出題 1:
レイアウト注釈レコードのうち、「in the image」を含む行から「x-tick-label: 40 — [1018, 390, 1033, 404]」を含む行までを、両端の行も入れて、「番号」と「内容」の2列のMarkdownの表に並べてください。空行は省き、この範囲の行だけを載せてください。

抜粋文:
.....

消費者として過剰ターゲットされていないのは、スーパーやドラッグストアに行けばわかります。馴染みのブランド商品が整然と並んでいるだけで、目新しさがありません。新商品は少なく、あっても目立たないので気づきません。価格訴求も効果がないのか、値段は黒字で小さく書いてあるのが一般的です。手書きのポップも派手な店内アナウンスもありません。

一方で、ビオやビーガンの認証表記が統一されていたり、プラスチックなしの包装が増えているなど、環境意識の高い人が選択肢を選びやすいマーケットになってきています。

声の大きい企業に商品を買わされるのではなく、自分が支持する方向性を消費行動を通して企業に伝えていく場になっているように感じます。

誰かのために物を作ることと、その人を幸せにすること

私自身、日本で11年、企画・デザイン畑で働いてきました。自分を含む身近な日本人が求めているものを必死に考え、新しい価値あるものを作り出すことで、人を幸せにするんだと信じてきました。商品の良さを伝えるためのパンフレット作りにも積極的に関わってきました。

でも今は「もしかしたら自分の過去の仕事が、誰かを不幸にしてきたところが少しはあったかもしれない」と思うようになりました。

マーケティング的には、人に何かを「欲しい」と思ってもらうためには、その人に足りないところ、劣っているところ、不便なところを認識させる必要があります。

例えば、TV で「年齢と共に増えるシミ!シワ!どうにかならないかな〜と思いますよね?!」と言われると、気になってなかったのに気になってきます。そこで「新商品のこのクリームが効きます!」と言われると食いつきたくなるわけです。

一見、困ってる人に助け舟を出しているように見えますが、本当にそうでしょうか。シミシワを気にしていなかったときの方が、その人はいい表情で笑えていたかもしれません。そのクリームがどれだけ効こうと、老化によって増えてくるシミシワを全く無くすことなどできません。その広告は「シミシワは恥ずべきものである」という劣等感をばら撒くことでもあるのです

広告費が増えると国民の生活満足度が下がる?!

実際に、スイスの保険会社が行った調査研究では、広告費が増えると生活満足度が下がるという結果が発表されています。

.....

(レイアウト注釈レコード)
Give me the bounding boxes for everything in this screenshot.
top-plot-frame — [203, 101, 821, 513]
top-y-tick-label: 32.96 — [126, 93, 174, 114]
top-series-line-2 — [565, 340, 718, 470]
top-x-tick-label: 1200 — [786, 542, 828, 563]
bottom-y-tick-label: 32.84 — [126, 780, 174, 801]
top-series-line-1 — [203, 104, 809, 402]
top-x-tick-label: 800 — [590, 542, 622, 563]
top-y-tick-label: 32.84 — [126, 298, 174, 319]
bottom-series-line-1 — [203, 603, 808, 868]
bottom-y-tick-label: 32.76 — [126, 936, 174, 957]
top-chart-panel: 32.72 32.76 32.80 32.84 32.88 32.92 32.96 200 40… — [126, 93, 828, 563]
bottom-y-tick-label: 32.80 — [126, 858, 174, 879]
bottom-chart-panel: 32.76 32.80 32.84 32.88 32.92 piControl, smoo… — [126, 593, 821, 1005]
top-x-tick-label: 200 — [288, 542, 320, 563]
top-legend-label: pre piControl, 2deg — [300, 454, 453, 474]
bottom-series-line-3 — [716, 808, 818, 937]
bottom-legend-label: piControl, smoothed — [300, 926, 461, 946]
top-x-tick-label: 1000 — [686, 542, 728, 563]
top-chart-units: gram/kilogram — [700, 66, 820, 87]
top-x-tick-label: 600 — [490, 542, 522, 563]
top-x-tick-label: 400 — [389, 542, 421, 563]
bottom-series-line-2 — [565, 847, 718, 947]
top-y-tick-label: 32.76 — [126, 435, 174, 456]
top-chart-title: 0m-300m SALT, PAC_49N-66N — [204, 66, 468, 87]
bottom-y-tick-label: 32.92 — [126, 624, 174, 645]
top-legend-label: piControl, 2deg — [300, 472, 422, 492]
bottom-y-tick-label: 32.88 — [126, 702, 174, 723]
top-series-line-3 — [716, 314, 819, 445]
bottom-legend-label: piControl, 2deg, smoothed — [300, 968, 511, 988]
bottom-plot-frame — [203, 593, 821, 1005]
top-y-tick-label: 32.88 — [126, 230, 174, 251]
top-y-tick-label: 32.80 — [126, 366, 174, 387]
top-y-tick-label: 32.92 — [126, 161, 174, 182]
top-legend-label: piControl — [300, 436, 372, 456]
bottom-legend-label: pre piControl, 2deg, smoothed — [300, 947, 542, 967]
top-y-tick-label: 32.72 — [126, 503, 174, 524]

.....

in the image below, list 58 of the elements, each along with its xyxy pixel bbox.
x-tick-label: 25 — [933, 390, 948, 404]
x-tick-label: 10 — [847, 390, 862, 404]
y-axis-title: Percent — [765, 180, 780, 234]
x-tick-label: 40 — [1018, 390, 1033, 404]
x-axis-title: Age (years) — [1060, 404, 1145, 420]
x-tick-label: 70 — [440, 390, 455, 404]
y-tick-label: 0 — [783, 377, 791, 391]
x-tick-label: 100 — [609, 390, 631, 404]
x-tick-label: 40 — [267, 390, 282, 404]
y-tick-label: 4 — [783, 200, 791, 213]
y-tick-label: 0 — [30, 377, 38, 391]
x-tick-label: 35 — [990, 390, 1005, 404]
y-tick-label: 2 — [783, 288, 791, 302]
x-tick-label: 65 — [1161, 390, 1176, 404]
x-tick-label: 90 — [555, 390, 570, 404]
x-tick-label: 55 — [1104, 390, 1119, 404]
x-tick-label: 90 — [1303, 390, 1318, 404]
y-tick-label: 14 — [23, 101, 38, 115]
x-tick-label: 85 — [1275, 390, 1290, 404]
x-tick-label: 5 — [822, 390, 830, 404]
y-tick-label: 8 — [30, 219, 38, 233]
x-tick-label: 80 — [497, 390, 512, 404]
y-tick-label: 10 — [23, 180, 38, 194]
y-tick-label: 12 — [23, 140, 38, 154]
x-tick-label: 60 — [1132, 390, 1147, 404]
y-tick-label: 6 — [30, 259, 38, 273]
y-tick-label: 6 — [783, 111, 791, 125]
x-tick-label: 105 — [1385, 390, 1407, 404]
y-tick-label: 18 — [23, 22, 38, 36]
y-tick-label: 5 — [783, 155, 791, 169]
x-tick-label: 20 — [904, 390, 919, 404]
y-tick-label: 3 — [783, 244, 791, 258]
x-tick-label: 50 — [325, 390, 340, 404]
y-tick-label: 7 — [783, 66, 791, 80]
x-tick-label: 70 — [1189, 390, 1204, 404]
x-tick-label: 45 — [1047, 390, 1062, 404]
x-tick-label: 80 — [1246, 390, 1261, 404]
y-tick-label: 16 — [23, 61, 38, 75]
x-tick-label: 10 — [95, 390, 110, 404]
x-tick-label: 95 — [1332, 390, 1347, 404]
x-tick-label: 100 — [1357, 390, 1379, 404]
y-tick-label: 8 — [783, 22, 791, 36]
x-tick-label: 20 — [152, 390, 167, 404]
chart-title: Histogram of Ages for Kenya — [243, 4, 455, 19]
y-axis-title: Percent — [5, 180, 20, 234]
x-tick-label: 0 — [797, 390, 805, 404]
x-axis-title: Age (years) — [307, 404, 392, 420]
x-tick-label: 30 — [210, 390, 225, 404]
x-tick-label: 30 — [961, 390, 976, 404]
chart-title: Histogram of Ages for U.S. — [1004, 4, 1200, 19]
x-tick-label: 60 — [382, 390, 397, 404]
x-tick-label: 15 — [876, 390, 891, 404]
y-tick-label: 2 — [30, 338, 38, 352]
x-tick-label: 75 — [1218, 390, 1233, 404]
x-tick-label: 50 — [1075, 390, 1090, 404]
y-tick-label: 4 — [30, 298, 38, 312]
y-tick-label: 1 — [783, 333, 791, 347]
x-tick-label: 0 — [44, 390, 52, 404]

.....

出題 2:
広告についての抜粋文を読んで、次の問いに答えてください。
(a) 書き手は日本で何年、どの分野で働いてきましたか。
(b) スーパーやドラッグストアでは、値段はふつうどのように書かれていますか。
(c) スイスの保険会社の調査研究では、どんな結果が発表されましたか。

解答全文 1:
| 番号 | 内容 |
|---|---|
| 1 | in the image below, list 58 of the elements, each along with its xyxy pixel bbox. |
| 2 | x-tick-label: 25 — [933, 390, 948, 404] |
| 3 | x-tick-label: 10 — [847, 390, 862, 404] |
| 4 | y-axis-title: Percent — [765, 180, 780, 234] |
| 5 | x-tick-label: 40 — [1018, 390, 1033, 404] |

解答全文 2:
(a) 11年、企画・デザインの分野で働いてきました。
(b) 黒字で小さく書かれています。
(c) 広告費が増えると生活満足度が下がるという結果です。